-- Your objective --
Images embedded in the records are excluded; print everything else exactly as given.

(Dataset listings of figures)
————————

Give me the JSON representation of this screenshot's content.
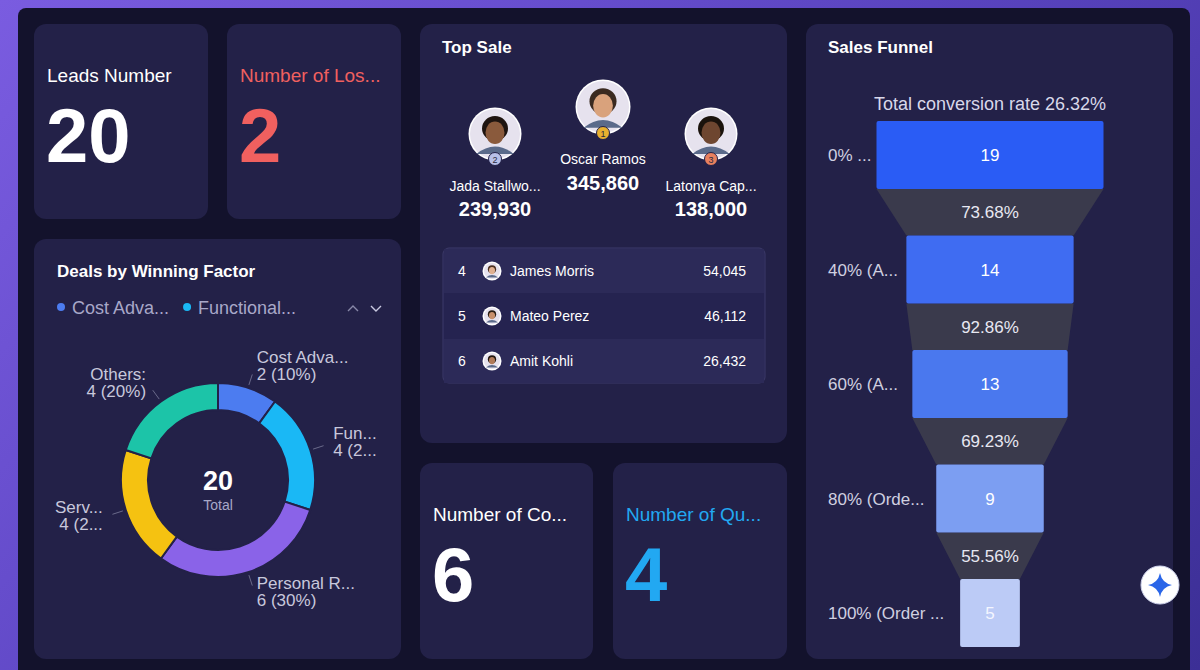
{
  "kpis": [
    {
      "title": "Leads Number",
      "value": 20,
      "color": "#ffffff"
    },
    {
      "title": "Number of Los...",
      "value": 2,
      "color": "#f0605f"
    },
    {
      "title": "Number of Co...",
      "value": 6,
      "color": "#ffffff"
    },
    {
      "title": "Number of Qu...",
      "value": 4,
      "color": "#22a8f2"
    }
  ],
  "top_sale": {
    "title": "Top Sale",
    "podium": [
      {
        "rank": 1,
        "name": "Oscar Ramos",
        "value": {
          "value": 345860,
          "label": "345,860"
        }
      },
      {
        "rank": 2,
        "name": "Jada Stallwo...",
        "value": {
          "value": 239930,
          "label": "239,930"
        }
      },
      {
        "rank": 3,
        "name": "Latonya Cap...",
        "value": {
          "value": 138000,
          "label": "138,000"
        }
      }
    ],
    "list": [
      {
        "rank": 4,
        "name": "James Morris",
        "value": {
          "value": 54045,
          "label": "54,045"
        }
      },
      {
        "rank": 5,
        "name": "Mateo Perez",
        "value": {
          "value": 46112,
          "label": "46,112"
        }
      },
      {
        "rank": 6,
        "name": "Amit Kohli",
        "value": {
          "value": 26432,
          "label": "26,432"
        }
      }
    ]
  },
  "chart_data": [
    {
      "type": "donut",
      "title": "Deals by Winning Factor",
      "categories": [
        "Cost Adva...",
        "Fun...",
        "Personal R...",
        "Serv...",
        "Others:"
      ],
      "values": [
        2,
        4,
        6,
        4,
        4
      ],
      "value_labels": [
        "2 (10%)",
        "4 (2...",
        "6 (30%)",
        "4 (2...",
        "4 (20%)"
      ],
      "colors": [
        "#4c7cf0",
        "#1ab8f5",
        "#8a63e8",
        "#f5c211",
        "#1cc4a8"
      ],
      "legend_labels": [
        "Cost Adva...",
        "Functional..."
      ],
      "legend": "top",
      "center_value": 20,
      "center_label": "Total",
      "data_labels": true
    },
    {
      "type": "funnel",
      "title": "Sales Funnel",
      "subtitle": "Total conversion rate 26.32%",
      "categories": [
        "0% ...",
        "40% (A...",
        "60% (A...",
        "80% (Orde...",
        "100% (Order ..."
      ],
      "values": [
        19,
        14,
        13,
        9,
        5
      ],
      "colors": [
        "#2a5cf5",
        "#3f6cf2",
        "#4a78ee",
        "#7c9ef2",
        "#bccbf6"
      ],
      "xlim": [
        0,
        19
      ],
      "data_labels": true,
      "conversion_rates": [
        {
          "value": 73.68,
          "label": "73.68%"
        },
        {
          "value": 92.86,
          "label": "92.86%"
        },
        {
          "value": 69.23,
          "label": "69.23%"
        },
        {
          "value": 55.56,
          "label": "55.56%"
        }
      ]
    }
  ]
}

————————

-- Written solution --
Give me the JSON representation of this screenshot's content.
{
  "kpis": [
    {
      "title": "Leads Number",
      "value": 20,
      "color": "#ffffff"
    },
    {
      "title": "Number of Los...",
      "value": 2,
      "color": "#f0605f"
    },
    {
      "title": "Number of Co...",
      "value": 6,
      "color": "#ffffff"
    },
    {
      "title": "Number of Qu...",
      "value": 4,
      "color": "#22a8f2"
    }
  ],
  "top_sale": {
    "title": "Top Sale",
    "podium": [
      {
        "rank": 1,
        "name": "Oscar Ramos",
        "value": {
          "value": 345860,
          "label": "345,860"
        }
      },
      {
        "rank": 2,
        "name": "Jada Stallwo...",
        "value": {
          "value": 239930,
          "label": "239,930"
        }
      },
      {
        "rank": 3,
        "name": "Latonya Cap...",
        "value": {
          "value": 138000,
          "label": "138,000"
        }
      }
    ],
    "list": [
      {
        "rank": 4,
        "name": "James Morris",
        "value": {
          "value": 54045,
          "label": "54,045"
        }
      },
      {
        "rank": 5,
        "name": "Mateo Perez",
        "value": {
          "value": 46112,
          "label": "46,112"
        }
      },
      {
        "rank": 6,
        "name": "Amit Kohli",
        "value": {
          "value": 26432,
          "label": "26,432"
        }
      }
    ]
  },
  "chart_data": [
    {
      "type": "donut",
      "title": "Deals by Winning Factor",
      "categories": [
        "Cost Adva...",
        "Fun...",
        "Personal R...",
        "Serv...",
        "Others:"
      ],
      "values": [
        2,
        4,
        6,
        4,
        4
      ],
      "value_labels": [
        "2 (10%)",
        "4 (2...",
        "6 (30%)",
        "4 (2...",
        "4 (20%)"
      ],
      "colors": [
        "#4c7cf0",
        "#1ab8f5",
        "#8a63e8",
        "#f5c211",
        "#1cc4a8"
      ],
      "legend_labels": [
        "Cost Adva...",
        "Functional..."
      ],
      "legend": "top",
      "center_value": 20,
      "center_label": "Total",
      "data_labels": true
    },
    {
      "type": "funnel",
      "title": "Sales Funnel",
      "subtitle": "Total conversion rate 26.32%",
      "categories": [
        "0% ...",
        "40% (A...",
        "60% (A...",
        "80% (Orde...",
        "100% (Order ..."
      ],
      "values": [
        19,
        14,
        13,
        9,
        5
      ],
      "colors": [
        "#2a5cf5",
        "#3f6cf2",
        "#4a78ee",
        "#7c9ef2",
        "#bccbf6"
      ],
      "xlim": [
        0,
        19
      ],
      "data_labels": true,
      "conversion_rates": [
        {
          "value": 73.68,
          "label": "73.68%"
        },
        {
          "value": 92.86,
          "label": "92.86%"
        },
        {
          "value": 69.23,
          "label": "69.23%"
        },
        {
          "value": 55.56,
          "label": "55.56%"
        }
      ]
    }
  ]
}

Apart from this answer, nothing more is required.